*Your instructions:* Return all lines from the listing below in which the string "Hami" occurs.

*Entries provided:*
------------------------
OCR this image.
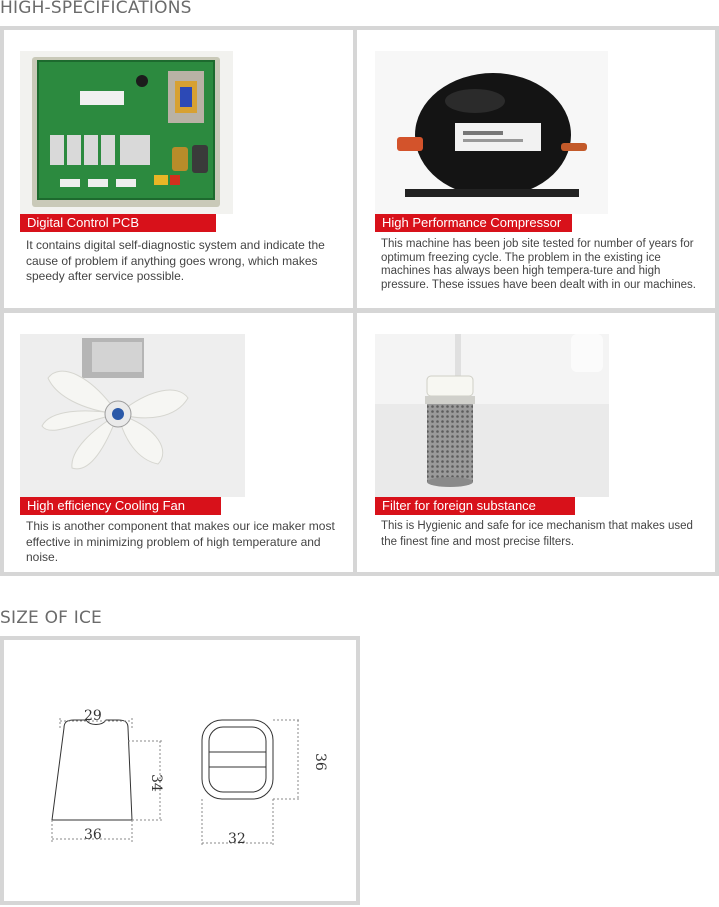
HIGH-SPECIFICATIONS
Digital Control PCB

It contains digital self-diagnostic system and indicate the cause of problem if anything goes wrong, which makes speedy after service possible.

High Performance Compressor

This machine has been job site tested for number of years for optimum freezing cycle. The problem in the existing ice machines has always been high tempera-ture and high pressure. These issues have been dealt with in our machines.

High efficiency Cooling Fan

This is another component that makes our ice maker most effective in minimizing problem of high temperature and noise.

Filter for foreign substance

This is Hygienic and safe for ice mechanism that makes used the finest fine and most precise filters.

SIZE OF ICE
29
34
36
36
32
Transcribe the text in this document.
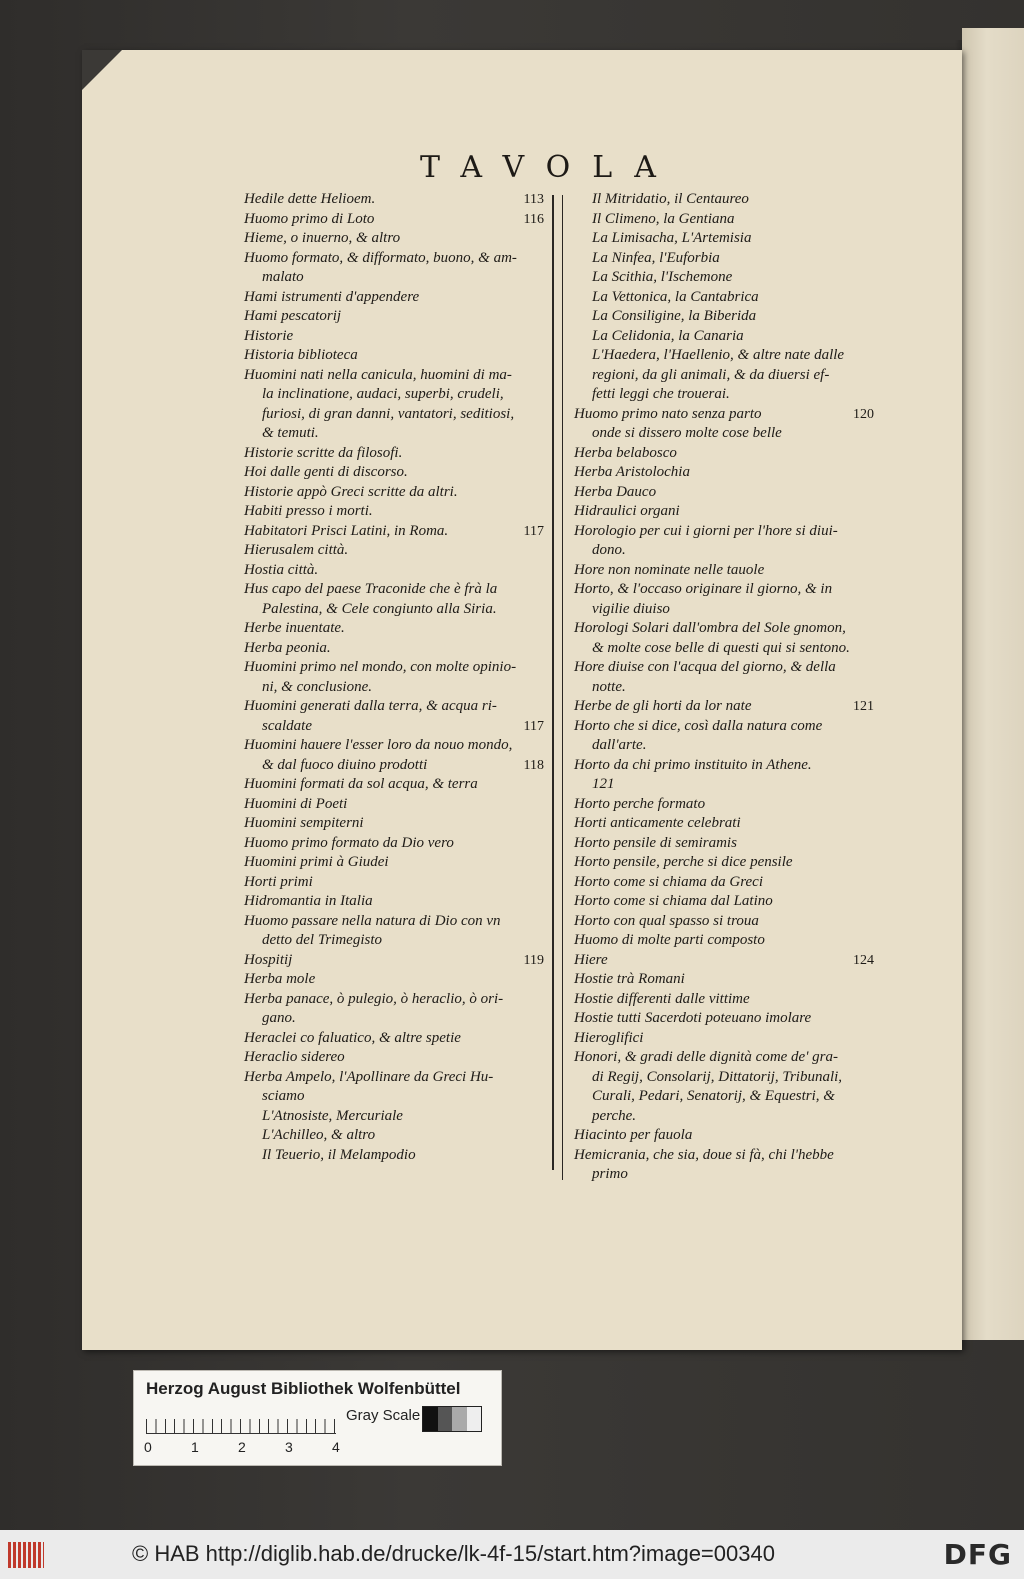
TAVOLA
Hedile dette Helioem.	113
Huomo primo di Loto	116
Hieme, o inuerno, & altro
Huomo formato, & difformato, buono, & am-
malato
Hami istrumenti d'appendere
Hami pescatorij
Historie
Historia biblioteca
Huomini nati nella canicula, huomini di ma-
la inclinatione, audaci, superbi, crudeli,
furiosi, di gran danni, vantatori, seditiosi,
& temuti.
Historie scritte da filosofi.
Hoi dalle genti di discorso.
Historie appò Greci scritte da altri.
Habiti presso i morti.
Habitatori Prisci Latini, in Roma.	117
Hierusalem città.
Hostia città.
Hus capo del paese Traconide che è frà la
Palestina, & Cele congiunto alla Siria.
Herbe inuentate.
Herba peonia.
Huomini primo nel mondo, con molte opinio-
ni, & conclusione.
Huomini generati dalla terra, & acqua ri-
scaldate	117
Huomini hauere l'esser loro da nouo mondo,
& dal fuoco diuino prodotti	118
Huomini formati da sol acqua, & terra
Huomini di Poeti
Huomini sempiterni
Huomo primo formato da Dio vero
Huomini primi à Giudei
Horti primi
Hidromantia in Italia
Huomo passare nella natura di Dio con vn
detto del Trimegisto
Hospitij	119
Herba mole
Herba panace, ò pulegio, ò heraclio, ò ori-
gano.
Heraclei co faluatico, & altre spetie
Heraclio sidereo
Herba Ampelo, l'Apollinare da Greci Hu-
sciamo
L'Atnosiste, Mercuriale
L'Achilleo, & altro
Il Teuerio, il Melampodio
Il Mitridatio, il Centaureo
Il Climeno, la Gentiana
La Limisacha, L'Artemisia
La Ninfea, l'Euforbia
La Scithia, l'Ischemone
La Vettonica, la Cantabrica
La Consiligine, la Biberida
La Celidonia, la Canaria
L'Haedera, l'Haellenio, & altre nate dalle
regioni, da gli animali, & da diuersi ef-
fetti leggi che trouerai.
Huomo primo nato senza parto	120
onde si dissero molte cose belle
Herba belabosco
Herba Aristolochia
Herba Dauco
Hidraulici organi
Horologio per cui i giorni per l'hore si diui-
dono.
Hore non nominate nelle tauole
Horto, & l'occaso originare il giorno, & in
vigilie diuiso
Horologi Solari dall'ombra del Sole gnomon,
& molte cose belle di questi qui si sentono.
Hore diuise con l'acqua del giorno, & della
notte.
Herbe de gli horti da lor nate	121
Horto che si dice, così dalla natura come
dall'arte.
Horto da chi primo instituito in Athene.
121
Horto perche formato
Horti anticamente celebrati
Horto pensile di semiramis
Horto pensile, perche si dice pensile
Horto come si chiama da Greci
Horto come si chiama dal Latino
Horto con qual spasso si troua
Huomo di molte parti composto
Hiere	124
Hostie trà Romani
Hostie differenti dalle vittime
Hostie tutti Sacerdoti poteuano imolare
Hieroglifici
Honori, & gradi delle dignità come de' gra-
di Regij, Consolarij, Dittatorij, Tribunali,
Curali, Pedari, Senatorij, & Equestri, &
perche.
Hiacinto per fauola
Hemicrania, che sia, doue si fà, chi l'hebbe
primo
Herzog August Bibliothek Wolfenbüttel
0	1	2	3	4
Gray Scale
© HAB http://diglib.hab.de/drucke/lk-4f-15/start.htm?image=00340	DFG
------------------------
*Task solution:*
Hami istrumenti d'appendere
Hami pescatorij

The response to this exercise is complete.